• **YOUR INSTRUCTIONS**
Exact repetition is required: output every record in full.

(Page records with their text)
==================================================
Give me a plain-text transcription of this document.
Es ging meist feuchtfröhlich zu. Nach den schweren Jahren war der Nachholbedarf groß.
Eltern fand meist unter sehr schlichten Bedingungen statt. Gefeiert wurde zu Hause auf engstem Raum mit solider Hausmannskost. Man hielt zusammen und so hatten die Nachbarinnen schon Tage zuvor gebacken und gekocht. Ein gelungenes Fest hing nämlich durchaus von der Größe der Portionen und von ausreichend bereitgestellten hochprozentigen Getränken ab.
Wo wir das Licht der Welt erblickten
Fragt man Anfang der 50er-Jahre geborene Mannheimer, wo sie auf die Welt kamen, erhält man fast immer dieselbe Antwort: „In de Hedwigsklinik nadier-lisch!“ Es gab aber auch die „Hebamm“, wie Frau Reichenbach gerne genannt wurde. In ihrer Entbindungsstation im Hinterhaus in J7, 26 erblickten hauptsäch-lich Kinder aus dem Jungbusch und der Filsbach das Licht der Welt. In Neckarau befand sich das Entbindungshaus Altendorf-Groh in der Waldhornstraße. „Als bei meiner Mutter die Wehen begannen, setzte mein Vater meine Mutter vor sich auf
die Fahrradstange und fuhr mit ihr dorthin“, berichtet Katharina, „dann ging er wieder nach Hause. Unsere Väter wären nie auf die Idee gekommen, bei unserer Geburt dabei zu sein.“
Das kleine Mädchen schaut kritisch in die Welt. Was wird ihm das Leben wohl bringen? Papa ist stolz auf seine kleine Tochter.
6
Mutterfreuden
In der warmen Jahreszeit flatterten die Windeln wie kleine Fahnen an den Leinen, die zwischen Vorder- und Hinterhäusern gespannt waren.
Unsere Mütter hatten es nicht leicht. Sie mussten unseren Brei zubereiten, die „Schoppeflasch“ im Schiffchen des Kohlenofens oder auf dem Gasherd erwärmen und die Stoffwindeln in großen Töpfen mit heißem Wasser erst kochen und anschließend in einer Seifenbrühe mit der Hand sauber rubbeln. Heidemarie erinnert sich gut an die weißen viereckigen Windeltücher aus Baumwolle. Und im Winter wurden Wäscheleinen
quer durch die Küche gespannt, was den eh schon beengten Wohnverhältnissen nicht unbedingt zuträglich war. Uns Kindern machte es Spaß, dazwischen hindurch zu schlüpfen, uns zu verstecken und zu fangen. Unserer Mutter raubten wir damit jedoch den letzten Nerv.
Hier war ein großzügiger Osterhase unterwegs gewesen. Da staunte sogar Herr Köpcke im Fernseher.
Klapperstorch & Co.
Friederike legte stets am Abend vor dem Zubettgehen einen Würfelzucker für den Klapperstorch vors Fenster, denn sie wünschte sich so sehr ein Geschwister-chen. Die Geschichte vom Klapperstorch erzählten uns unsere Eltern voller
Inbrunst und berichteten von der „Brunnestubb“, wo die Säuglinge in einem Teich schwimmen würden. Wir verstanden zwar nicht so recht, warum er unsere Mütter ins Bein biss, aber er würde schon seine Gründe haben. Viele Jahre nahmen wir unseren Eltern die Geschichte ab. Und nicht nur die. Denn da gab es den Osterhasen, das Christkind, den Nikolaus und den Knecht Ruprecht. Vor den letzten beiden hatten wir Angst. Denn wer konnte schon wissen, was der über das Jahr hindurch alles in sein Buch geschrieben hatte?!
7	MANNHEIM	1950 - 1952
==================================================
• **RESPONSE BOX**
Give me a plain-text transcription of this document.
Es ging meist feuchtfröhlich zu. Nach den schweren Jahren war der Nachholbedarf groß.
Eltern fand meist unter sehr schlichten Bedingungen statt. Gefeiert wurde zu Hause auf engstem Raum mit solider Hausmannskost. Man hielt zusammen und so hatten die Nachbarinnen schon Tage zuvor gebacken und gekocht. Ein gelungenes Fest hing nämlich durchaus von der Größe der Portionen und von ausreichend bereitgestellten hochprozentigen Getränken ab.
Wo wir das Licht der Welt erblickten
Fragt man Anfang der 50er-Jahre geborene Mannheimer, wo sie auf die Welt kamen, erhält man fast immer dieselbe Antwort: „In de Hedwigsklinik nadier-lisch!“ Es gab aber auch die „Hebamm“, wie Frau Reichenbach gerne genannt wurde. In ihrer Entbindungsstation im Hinterhaus in J7, 26 erblickten hauptsäch-lich Kinder aus dem Jungbusch und der Filsbach das Licht der Welt. In Neckarau befand sich das Entbindungshaus Altendorf-Groh in der Waldhornstraße. „Als bei meiner Mutter die Wehen begannen, setzte mein Vater meine Mutter vor sich auf
die Fahrradstange und fuhr mit ihr dorthin“, berichtet Katharina, „dann ging er wieder nach Hause. Unsere Väter wären nie auf die Idee gekommen, bei unserer Geburt dabei zu sein.“
Das kleine Mädchen schaut kritisch in die Welt. Was wird ihm das Leben wohl bringen? Papa ist stolz auf seine kleine Tochter.
6
Mutterfreuden
In der warmen Jahreszeit flatterten die Windeln wie kleine Fahnen an den Leinen, die zwischen Vorder- und Hinterhäusern gespannt waren.
Unsere Mütter hatten es nicht leicht. Sie mussten unseren Brei zubereiten, die „Schoppeflasch“ im Schiffchen des Kohlenofens oder auf dem Gasherd erwärmen und die Stoffwindeln in großen Töpfen mit heißem Wasser erst kochen und anschließend in einer Seifenbrühe mit der Hand sauber rubbeln. Heidemarie erinnert sich gut an die weißen viereckigen Windeltücher aus Baumwolle. Und im Winter wurden Wäscheleinen
quer durch die Küche gespannt, was den eh schon beengten Wohnverhältnissen nicht unbedingt zuträglich war. Uns Kindern machte es Spaß, dazwischen hindurch zu schlüpfen, uns zu verstecken und zu fangen. Unserer Mutter raubten wir damit jedoch den letzten Nerv.
Hier war ein großzügiger Osterhase unterwegs gewesen. Da staunte sogar Herr Köpcke im Fernseher.
Klapperstorch & Co.
Friederike legte stets am Abend vor dem Zubettgehen einen Würfelzucker für den Klapperstorch vors Fenster, denn sie wünschte sich so sehr ein Geschwister-chen. Die Geschichte vom Klapperstorch erzählten uns unsere Eltern voller
Inbrunst und berichteten von der „Brunnestubb“, wo die Säuglinge in einem Teich schwimmen würden. Wir verstanden zwar nicht so recht, warum er unsere Mütter ins Bein biss, aber er würde schon seine Gründe haben. Viele Jahre nahmen wir unseren Eltern die Geschichte ab. Und nicht nur die. Denn da gab es den Osterhasen, das Christkind, den Nikolaus und den Knecht Ruprecht. Vor den letzten beiden hatten wir Angst. Denn wer konnte schon wissen, was der über das Jahr hindurch alles in sein Buch geschrieben hatte?!
7	MANNHEIM	1950 - 1952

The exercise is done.